* [What you will do] Reproduce all the material exactly, minus any pictures it holds.
* Start Dataset records *
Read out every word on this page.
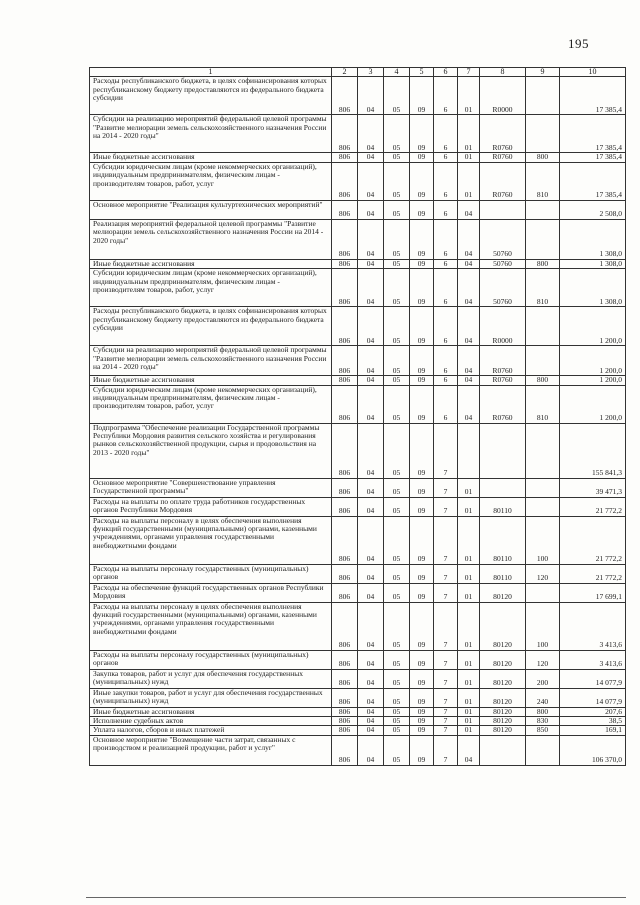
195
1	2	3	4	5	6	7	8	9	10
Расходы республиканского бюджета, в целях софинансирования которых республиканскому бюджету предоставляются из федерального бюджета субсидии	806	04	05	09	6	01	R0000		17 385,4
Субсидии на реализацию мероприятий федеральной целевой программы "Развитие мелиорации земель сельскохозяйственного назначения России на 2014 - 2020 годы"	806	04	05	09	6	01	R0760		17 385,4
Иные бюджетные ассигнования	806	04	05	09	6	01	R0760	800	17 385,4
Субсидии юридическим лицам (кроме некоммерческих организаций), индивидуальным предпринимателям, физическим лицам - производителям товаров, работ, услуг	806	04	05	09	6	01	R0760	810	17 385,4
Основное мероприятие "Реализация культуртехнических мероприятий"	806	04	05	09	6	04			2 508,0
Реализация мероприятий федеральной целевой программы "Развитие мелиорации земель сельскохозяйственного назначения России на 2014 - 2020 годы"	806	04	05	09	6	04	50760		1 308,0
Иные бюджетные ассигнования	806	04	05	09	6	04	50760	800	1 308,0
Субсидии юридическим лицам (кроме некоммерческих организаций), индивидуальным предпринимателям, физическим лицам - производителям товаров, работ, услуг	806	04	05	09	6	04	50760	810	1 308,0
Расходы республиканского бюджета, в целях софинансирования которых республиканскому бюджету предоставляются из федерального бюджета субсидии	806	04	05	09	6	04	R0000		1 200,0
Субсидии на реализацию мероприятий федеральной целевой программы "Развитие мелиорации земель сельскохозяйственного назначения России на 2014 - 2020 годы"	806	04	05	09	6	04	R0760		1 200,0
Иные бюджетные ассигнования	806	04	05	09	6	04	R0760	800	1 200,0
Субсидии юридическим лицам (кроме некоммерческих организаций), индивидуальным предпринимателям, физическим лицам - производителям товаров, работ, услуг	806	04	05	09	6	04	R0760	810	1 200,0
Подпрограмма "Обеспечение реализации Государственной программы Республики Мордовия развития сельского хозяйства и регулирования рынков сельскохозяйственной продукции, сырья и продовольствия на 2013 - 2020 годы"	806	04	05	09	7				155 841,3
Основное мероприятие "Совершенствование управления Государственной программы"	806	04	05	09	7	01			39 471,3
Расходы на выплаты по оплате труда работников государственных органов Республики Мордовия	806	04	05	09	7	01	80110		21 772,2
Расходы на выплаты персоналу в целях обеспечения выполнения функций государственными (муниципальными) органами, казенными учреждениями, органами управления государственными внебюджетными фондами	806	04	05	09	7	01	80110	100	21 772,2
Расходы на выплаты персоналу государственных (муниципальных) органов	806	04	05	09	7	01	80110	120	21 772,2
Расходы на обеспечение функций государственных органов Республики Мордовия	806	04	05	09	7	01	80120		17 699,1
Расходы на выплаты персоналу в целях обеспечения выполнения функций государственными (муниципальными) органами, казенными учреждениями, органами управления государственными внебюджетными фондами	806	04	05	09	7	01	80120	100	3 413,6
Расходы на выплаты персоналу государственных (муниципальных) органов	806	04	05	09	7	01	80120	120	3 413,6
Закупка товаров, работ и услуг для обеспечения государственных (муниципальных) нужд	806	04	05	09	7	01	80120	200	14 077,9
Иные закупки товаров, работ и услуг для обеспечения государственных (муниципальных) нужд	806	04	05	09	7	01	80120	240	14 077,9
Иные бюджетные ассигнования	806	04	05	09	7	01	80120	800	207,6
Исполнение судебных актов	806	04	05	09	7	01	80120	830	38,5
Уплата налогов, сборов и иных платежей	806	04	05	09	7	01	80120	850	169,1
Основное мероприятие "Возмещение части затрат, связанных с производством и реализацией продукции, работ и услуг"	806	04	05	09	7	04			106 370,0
* End Dataset records *
* [Completed exercise]
Read out every word on this page.
195
1	2	3	4	5	6	7	8	9	10
Расходы республиканского бюджета, в целях софинансирования которых республиканскому бюджету предоставляются из федерального бюджета субсидии	806	04	05	09	6	01	R0000		17 385,4
Субсидии на реализацию мероприятий федеральной целевой программы "Развитие мелиорации земель сельскохозяйственного назначения России на 2014 - 2020 годы"	806	04	05	09	6	01	R0760		17 385,4
Иные бюджетные ассигнования	806	04	05	09	6	01	R0760	800	17 385,4
Субсидии юридическим лицам (кроме некоммерческих организаций), индивидуальным предпринимателям, физическим лицам - производителям товаров, работ, услуг	806	04	05	09	6	01	R0760	810	17 385,4
Основное мероприятие "Реализация культуртехнических мероприятий"	806	04	05	09	6	04			2 508,0
Реализация мероприятий федеральной целевой программы "Развитие мелиорации земель сельскохозяйственного назначения России на 2014 - 2020 годы"	806	04	05	09	6	04	50760		1 308,0
Иные бюджетные ассигнования	806	04	05	09	6	04	50760	800	1 308,0
Субсидии юридическим лицам (кроме некоммерческих организаций), индивидуальным предпринимателям, физическим лицам - производителям товаров, работ, услуг	806	04	05	09	6	04	50760	810	1 308,0
Расходы республиканского бюджета, в целях софинансирования которых республиканскому бюджету предоставляются из федерального бюджета субсидии	806	04	05	09	6	04	R0000		1 200,0
Субсидии на реализацию мероприятий федеральной целевой программы "Развитие мелиорации земель сельскохозяйственного назначения России на 2014 - 2020 годы"	806	04	05	09	6	04	R0760		1 200,0
Иные бюджетные ассигнования	806	04	05	09	6	04	R0760	800	1 200,0
Субсидии юридическим лицам (кроме некоммерческих организаций), индивидуальным предпринимателям, физическим лицам - производителям товаров, работ, услуг	806	04	05	09	6	04	R0760	810	1 200,0
Подпрограмма "Обеспечение реализации Государственной программы Республики Мордовия развития сельского хозяйства и регулирования рынков сельскохозяйственной продукции, сырья и продовольствия на 2013 - 2020 годы"	806	04	05	09	7				155 841,3
Основное мероприятие "Совершенствование управления Государственной программы"	806	04	05	09	7	01			39 471,3
Расходы на выплаты по оплате труда работников государственных органов Республики Мордовия	806	04	05	09	7	01	80110		21 772,2
Расходы на выплаты персоналу в целях обеспечения выполнения функций государственными (муниципальными) органами, казенными учреждениями, органами управления государственными внебюджетными фондами	806	04	05	09	7	01	80110	100	21 772,2
Расходы на выплаты персоналу государственных (муниципальных) органов	806	04	05	09	7	01	80110	120	21 772,2
Расходы на обеспечение функций государственных органов Республики Мордовия	806	04	05	09	7	01	80120		17 699,1
Расходы на выплаты персоналу в целях обеспечения выполнения функций государственными (муниципальными) органами, казенными учреждениями, органами управления государственными внебюджетными фондами	806	04	05	09	7	01	80120	100	3 413,6
Расходы на выплаты персоналу государственных (муниципальных) органов	806	04	05	09	7	01	80120	120	3 413,6
Закупка товаров, работ и услуг для обеспечения государственных (муниципальных) нужд	806	04	05	09	7	01	80120	200	14 077,9
Иные закупки товаров, работ и услуг для обеспечения государственных (муниципальных) нужд	806	04	05	09	7	01	80120	240	14 077,9
Иные бюджетные ассигнования	806	04	05	09	7	01	80120	800	207,6
Исполнение судебных актов	806	04	05	09	7	01	80120	830	38,5
Уплата налогов, сборов и иных платежей	806	04	05	09	7	01	80120	850	169,1
Основное мероприятие "Возмещение части затрат, связанных с производством и реализацией продукции, работ и услуг"	806	04	05	09	7	04			106 370,0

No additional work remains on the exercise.